▶ _제공된 글_

Tracer 는 Zipkin에게 분산 데이터를 보내는 역할을 한다.
아래 예제는 HTTP 통해 Zipkin에게 분산 데이터를 보내는 예제이다.

class MyClass {

    private final Tracer tracer;

    // Tracer will be autowired
    MyClass(Tracer tracer) {
        this.tracer = tracer;
    }

    void doSth() {
        Span span = tracer.newTrace().name("encode").start();
        // ...
    }
}

Span의 이름은 최대 50 chars 이다.
Tracer에 의해 생성된 Span은 샘플링 된 경우 Zipkin으로 데이터를 전송한다. Span이 시작된 이후에 tag을 추가하거나 할 수 있다.
Span는 Trace 식별자가 포함된 Context를 가진다.

Local Tracing

@Autowired Tracer tracer;

// Start a new trace or a span within an existing trace representing an operation
ScopedSpan span = tracer.startScopedSpan("encode");
try {
  // The span is in "scope" meaning downstream code such as loggers can see trace IDs
  return encoder.encode();
} catch (RuntimeException | Error e) {
  span.error(e); // Unless you handle exceptions, you might not know the operation failed!
  throw e;
} finally {
  span.finish(); // always finish the span
}

만약에 Span의 더 다양한 기능을 사용하고 싶으면 Span 타입을 사용해라

@Autowired Tracer tracer;

// Start a new trace or a span within an existing trace representing an operation
Span span = tracer.nextSpan().name("encode").start();
// Put the span in "scope" so that downstream code such as loggers can see trace IDs
try (SpanInScope ws = tracer.withSpanInScope(span)) {
  return encoder.encode();
} catch (RuntimeException | Error e) {
  span.error(e); // Unless you handle exceptions, you might not know the operation failed!

▶ _도전 과제_
1: Tracer 설명 글을 보고 다음 질문에 답하라.
(a) Span의 이름은 최대 몇 자까지 가능한가?
(b) Span이 가지는 Context에는 무엇이 포함되어 있는가?
(c) Span의 더 다양한 기능을 사용하고 싶을 때 어떤 타입을 쓰라고 하는가?
2: Tracer 설명 글의 "Tracer에 의해 생성된 Span은 샘플링 된 경우 Zipkin으로 데이터를 전송한다."를 영어로 옮겨라.
3: Tracer 설명 글이 끝난 지점 다음에 이어질 내용을 써 주세요.

▶ _추출된 데이터_
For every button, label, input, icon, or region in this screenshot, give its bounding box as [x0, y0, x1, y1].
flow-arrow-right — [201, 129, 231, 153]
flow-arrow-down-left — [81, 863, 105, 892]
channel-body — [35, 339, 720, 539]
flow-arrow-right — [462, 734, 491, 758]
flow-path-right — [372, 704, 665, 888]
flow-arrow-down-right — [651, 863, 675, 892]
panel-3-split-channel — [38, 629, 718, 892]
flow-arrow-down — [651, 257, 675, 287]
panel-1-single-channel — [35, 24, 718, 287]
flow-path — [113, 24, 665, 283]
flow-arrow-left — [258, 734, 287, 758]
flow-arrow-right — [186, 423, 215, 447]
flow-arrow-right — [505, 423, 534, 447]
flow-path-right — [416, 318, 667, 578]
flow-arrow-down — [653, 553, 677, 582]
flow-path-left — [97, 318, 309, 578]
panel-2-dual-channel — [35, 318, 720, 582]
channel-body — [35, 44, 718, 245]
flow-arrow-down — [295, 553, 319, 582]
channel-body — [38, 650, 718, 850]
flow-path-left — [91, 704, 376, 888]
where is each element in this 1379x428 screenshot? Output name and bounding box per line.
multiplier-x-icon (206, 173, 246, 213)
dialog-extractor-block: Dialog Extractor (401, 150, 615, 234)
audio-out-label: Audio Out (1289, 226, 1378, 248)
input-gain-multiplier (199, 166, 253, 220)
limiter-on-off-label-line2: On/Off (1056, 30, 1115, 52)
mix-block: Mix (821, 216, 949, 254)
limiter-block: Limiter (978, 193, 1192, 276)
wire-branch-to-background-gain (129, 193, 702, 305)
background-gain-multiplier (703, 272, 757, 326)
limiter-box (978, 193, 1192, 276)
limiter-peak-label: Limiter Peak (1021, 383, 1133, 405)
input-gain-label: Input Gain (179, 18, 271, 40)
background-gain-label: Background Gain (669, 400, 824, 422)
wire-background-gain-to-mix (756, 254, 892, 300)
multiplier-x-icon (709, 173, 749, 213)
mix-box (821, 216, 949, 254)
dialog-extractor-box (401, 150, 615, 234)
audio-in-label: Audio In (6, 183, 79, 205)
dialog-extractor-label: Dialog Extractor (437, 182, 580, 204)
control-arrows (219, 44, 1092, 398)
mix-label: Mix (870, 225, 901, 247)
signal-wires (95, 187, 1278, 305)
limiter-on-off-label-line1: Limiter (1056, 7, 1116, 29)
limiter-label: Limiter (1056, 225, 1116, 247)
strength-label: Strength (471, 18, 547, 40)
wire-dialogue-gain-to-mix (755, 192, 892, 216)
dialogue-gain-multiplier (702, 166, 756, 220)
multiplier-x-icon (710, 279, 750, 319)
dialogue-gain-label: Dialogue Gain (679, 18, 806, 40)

▶ _과제별 결과_
1:
(a) 최대 50자(50 chars)이다.
(b) Trace 식별자가 포함되어 있다.
(c) Span 타입을 쓰라고 한다.

2: A Span created by the Tracer sends data to Zipkin if it is sampled.

3:
  throw e;
} finally {
  span.finish(); // note the scope is independent of the span. Always finish a span.
}

위 예에서 Span은 루트 Span 혹은 자식 Span이 된다.

Customizing Spans

Span에 태그를 추가할 수 있다. 태그는 key-value 쌍이다.
만약에 서드파티가 Span을 커스터마이징 할 수 있도록 해주고 싶다면 Span 보다는 SpanCustomizer를 사용해라. Span은 SpanCustomizer를 구현하고 있기 때문에 아래와 같이 사용이 가능하다.

interface MyTraceCallback {
  void request(Request request, SpanCustomizer customizer);
}

for (MyTraceCallback callback : userCallbacks) {
  callback.request(request, span);
}

Implicitly Looking up the Current Span

현재 진행중이 Span을 아래와 같이 주입받을 수 있다.

// The user code can then inject this without a chance of it being null.
@Autowired SpanCustomizer span;

void userCode() {
  span.annotate("tx.started");
  ...
}

Sampling

Span이 샘플되지 않으면 오버헤드가 발생하지 않는다.
샘플링 여부는 처음에 결정된다. 그리고 샘플링 여부는 다운 스트림으로 전파된다.
기본적으로 global sampler는 모든 작업에 대해 동일한 비율로 샘플링한다. Tracer.Builder.sampler 를 통해서 샘플링을 조절할 수 있으며 기본 동작은 모든 요청을 샘플링한다.\

선언적 Sampling

애노테이션 기반으로 샘플링 할 수 있다.
대부분 경우 프레임워크의 인터셉터를 이용하여 샘플링을 자동으로 적용시킨다.

@Autowired Tracer tracer;

// derives a sample rate from an annotation on a java method
DeclarativeSampler<Traced> sampler = DeclarativeSampler.create(Traced::sampleRate);

@Around("@annotation(traced)")
public Object traceThing(ProceedingJoinPoint pjp, Traced traced) throws Throwable {
  // When there is no trace in progress, this decides using an annotation
  Sampler decideUsingAnnotation = declarativeSampler.toSampler(traced);
  Tracer tracer = tracer.withSampler(decideUsingAnnotation);

  // This code looks the same as if there was no declarative override
  ScopedSpan span = tracer.startScopedSpan(spanName(pjp));
  try {
    return pjp.proceed();
  } catch (RuntimeException | Error e) {
    span.error(e);
    throw e;
  } finally {
    span.finish();
  }
}

커스텀 Sampling

아래 처럼 Sampler 구현체를 직접 구현해서 샘플링 여부를 결정할 수 있다.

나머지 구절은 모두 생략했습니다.